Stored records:
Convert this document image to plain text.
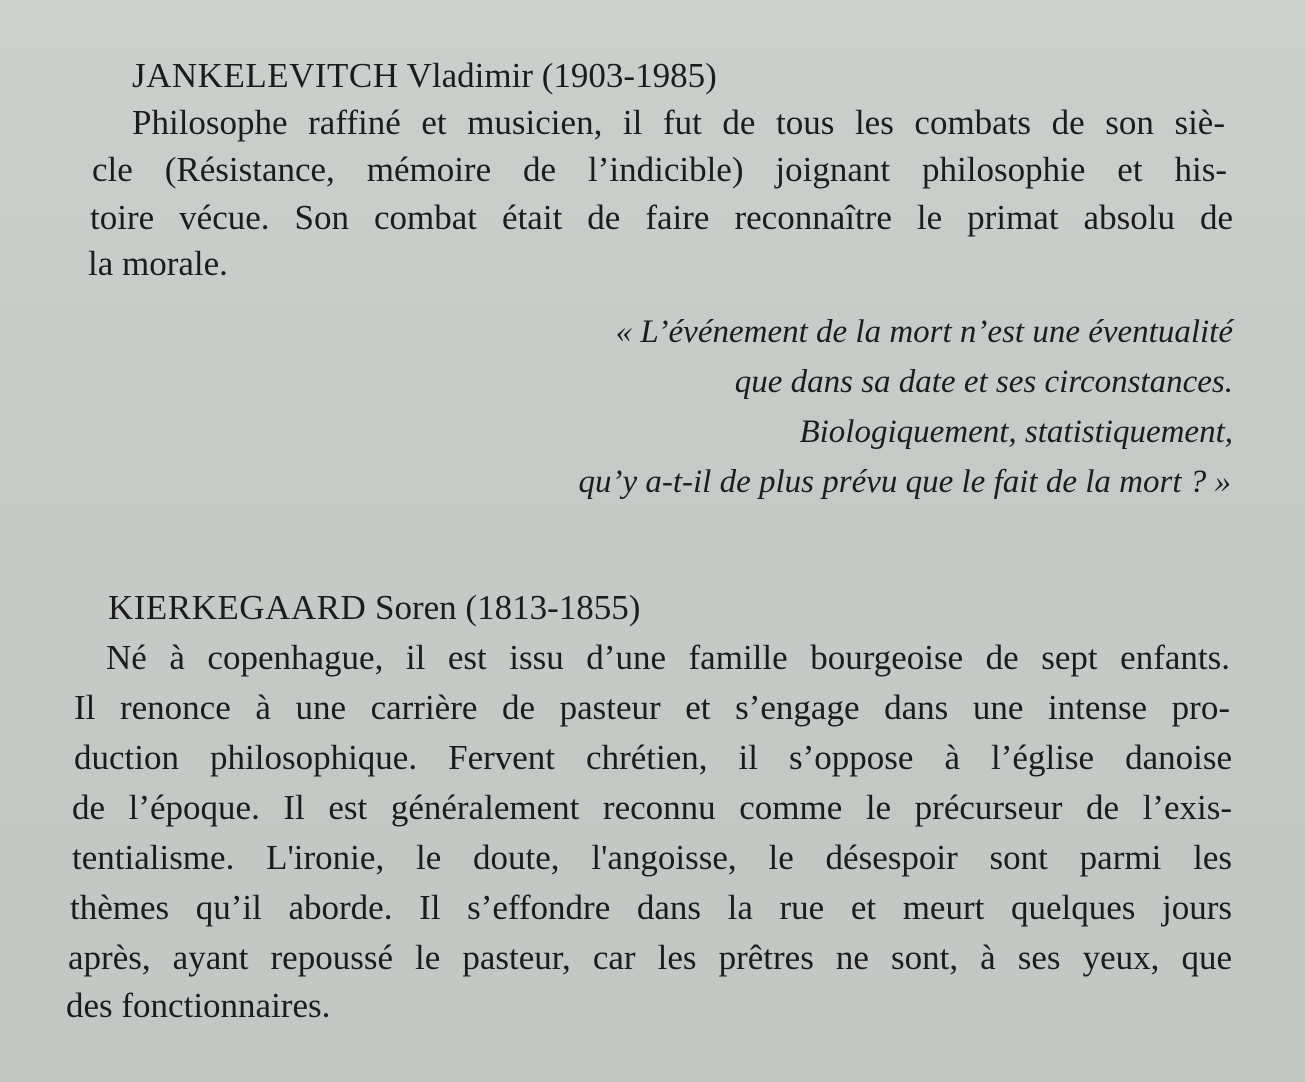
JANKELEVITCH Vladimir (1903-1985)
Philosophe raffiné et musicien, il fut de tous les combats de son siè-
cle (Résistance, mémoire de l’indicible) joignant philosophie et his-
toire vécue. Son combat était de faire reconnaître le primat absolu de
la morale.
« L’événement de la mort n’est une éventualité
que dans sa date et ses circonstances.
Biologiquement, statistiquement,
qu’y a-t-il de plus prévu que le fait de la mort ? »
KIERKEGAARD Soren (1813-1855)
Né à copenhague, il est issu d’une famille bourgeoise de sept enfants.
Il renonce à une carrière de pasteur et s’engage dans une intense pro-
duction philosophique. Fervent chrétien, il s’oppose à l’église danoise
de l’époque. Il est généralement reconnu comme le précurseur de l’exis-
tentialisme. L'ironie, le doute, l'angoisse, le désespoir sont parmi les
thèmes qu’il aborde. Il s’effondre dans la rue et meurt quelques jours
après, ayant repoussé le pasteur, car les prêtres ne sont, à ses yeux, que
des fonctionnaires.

--

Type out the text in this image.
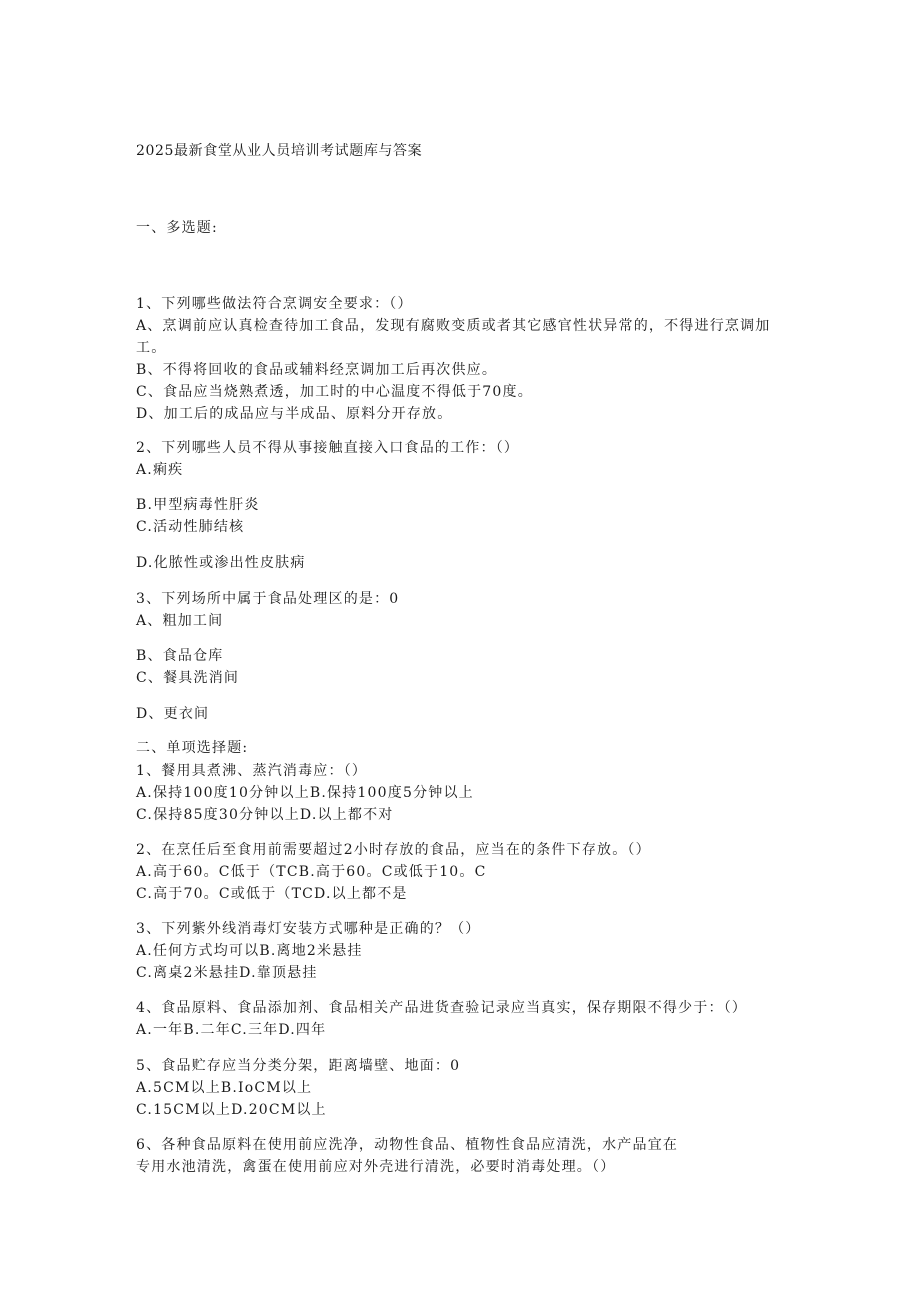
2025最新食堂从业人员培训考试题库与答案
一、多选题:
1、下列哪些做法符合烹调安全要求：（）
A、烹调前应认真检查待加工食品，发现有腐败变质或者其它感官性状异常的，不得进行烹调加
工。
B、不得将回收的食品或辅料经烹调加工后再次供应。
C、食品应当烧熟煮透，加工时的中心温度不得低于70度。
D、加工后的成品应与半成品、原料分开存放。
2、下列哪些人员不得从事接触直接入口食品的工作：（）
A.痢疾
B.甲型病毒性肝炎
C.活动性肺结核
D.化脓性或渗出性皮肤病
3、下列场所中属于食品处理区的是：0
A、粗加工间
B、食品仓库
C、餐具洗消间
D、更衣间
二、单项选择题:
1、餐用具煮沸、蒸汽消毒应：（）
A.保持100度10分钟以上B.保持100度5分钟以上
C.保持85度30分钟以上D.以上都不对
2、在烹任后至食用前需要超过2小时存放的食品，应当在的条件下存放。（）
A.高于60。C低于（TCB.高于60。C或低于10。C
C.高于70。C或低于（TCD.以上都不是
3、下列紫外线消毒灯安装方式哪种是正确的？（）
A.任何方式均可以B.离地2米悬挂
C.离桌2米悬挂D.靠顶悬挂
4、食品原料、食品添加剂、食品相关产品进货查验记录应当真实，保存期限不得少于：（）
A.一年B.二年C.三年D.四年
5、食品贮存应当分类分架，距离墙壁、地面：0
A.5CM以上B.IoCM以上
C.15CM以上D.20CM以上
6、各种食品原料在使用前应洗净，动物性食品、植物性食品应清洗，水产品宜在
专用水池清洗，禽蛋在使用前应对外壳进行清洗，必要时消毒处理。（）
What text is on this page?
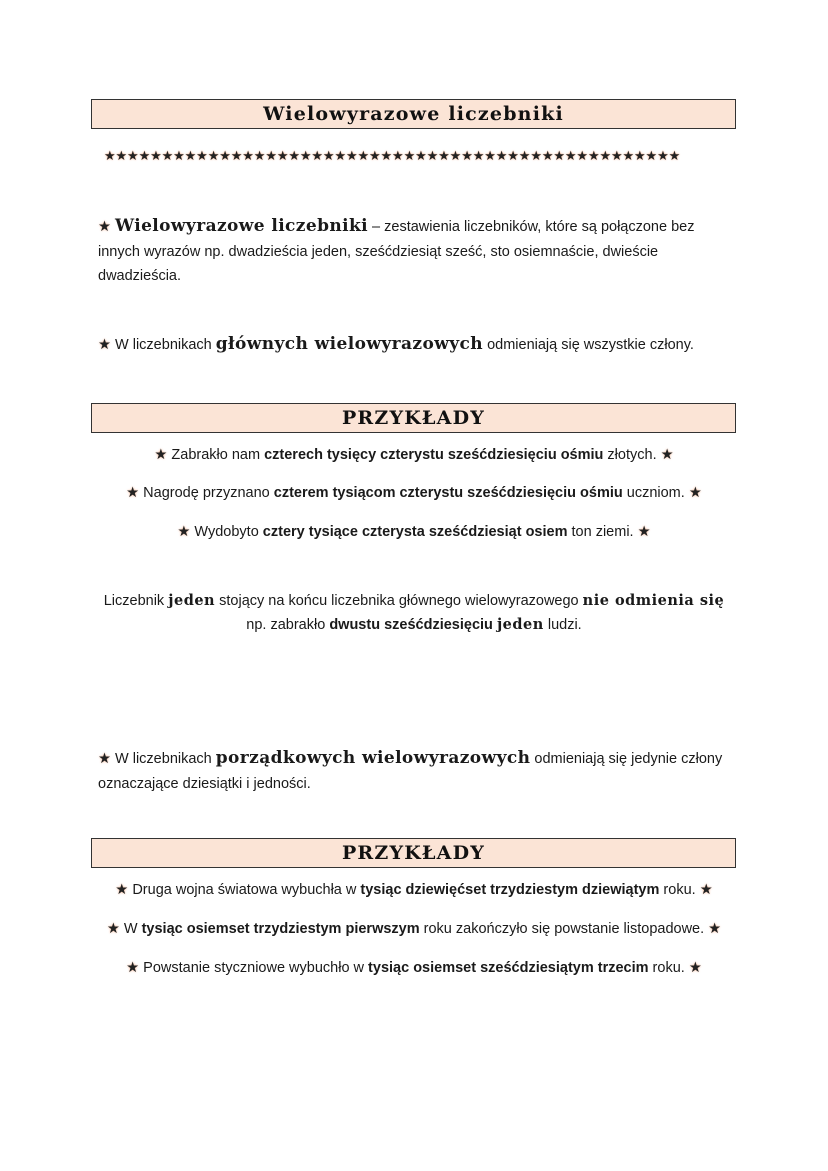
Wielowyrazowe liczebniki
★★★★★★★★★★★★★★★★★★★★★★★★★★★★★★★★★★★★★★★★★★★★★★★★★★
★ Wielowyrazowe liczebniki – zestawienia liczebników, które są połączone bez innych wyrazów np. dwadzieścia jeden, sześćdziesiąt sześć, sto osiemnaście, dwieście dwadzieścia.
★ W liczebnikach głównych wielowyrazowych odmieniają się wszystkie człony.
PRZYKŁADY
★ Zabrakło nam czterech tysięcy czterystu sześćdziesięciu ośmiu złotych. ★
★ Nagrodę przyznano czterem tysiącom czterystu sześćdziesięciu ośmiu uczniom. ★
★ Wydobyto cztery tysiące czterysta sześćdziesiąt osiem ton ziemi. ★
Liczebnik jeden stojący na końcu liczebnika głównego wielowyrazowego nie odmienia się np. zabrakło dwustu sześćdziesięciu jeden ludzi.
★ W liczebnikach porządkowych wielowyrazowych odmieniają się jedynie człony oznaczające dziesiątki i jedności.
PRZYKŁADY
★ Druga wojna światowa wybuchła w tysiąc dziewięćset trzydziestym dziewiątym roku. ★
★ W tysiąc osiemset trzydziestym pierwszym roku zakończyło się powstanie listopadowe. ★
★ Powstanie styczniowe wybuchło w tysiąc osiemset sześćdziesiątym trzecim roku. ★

** Objective **
Pick out each line that holds the string "liczebniki".

** Result of the task **
Wielowyrazowe liczebniki
★ Wielowyrazowe liczebniki – zestawienia liczebników, które są połączone bez innych wyrazów np. dwadzieścia jeden, sześćdziesiąt sześć, sto osiemnaście, dwieście dwadzieścia.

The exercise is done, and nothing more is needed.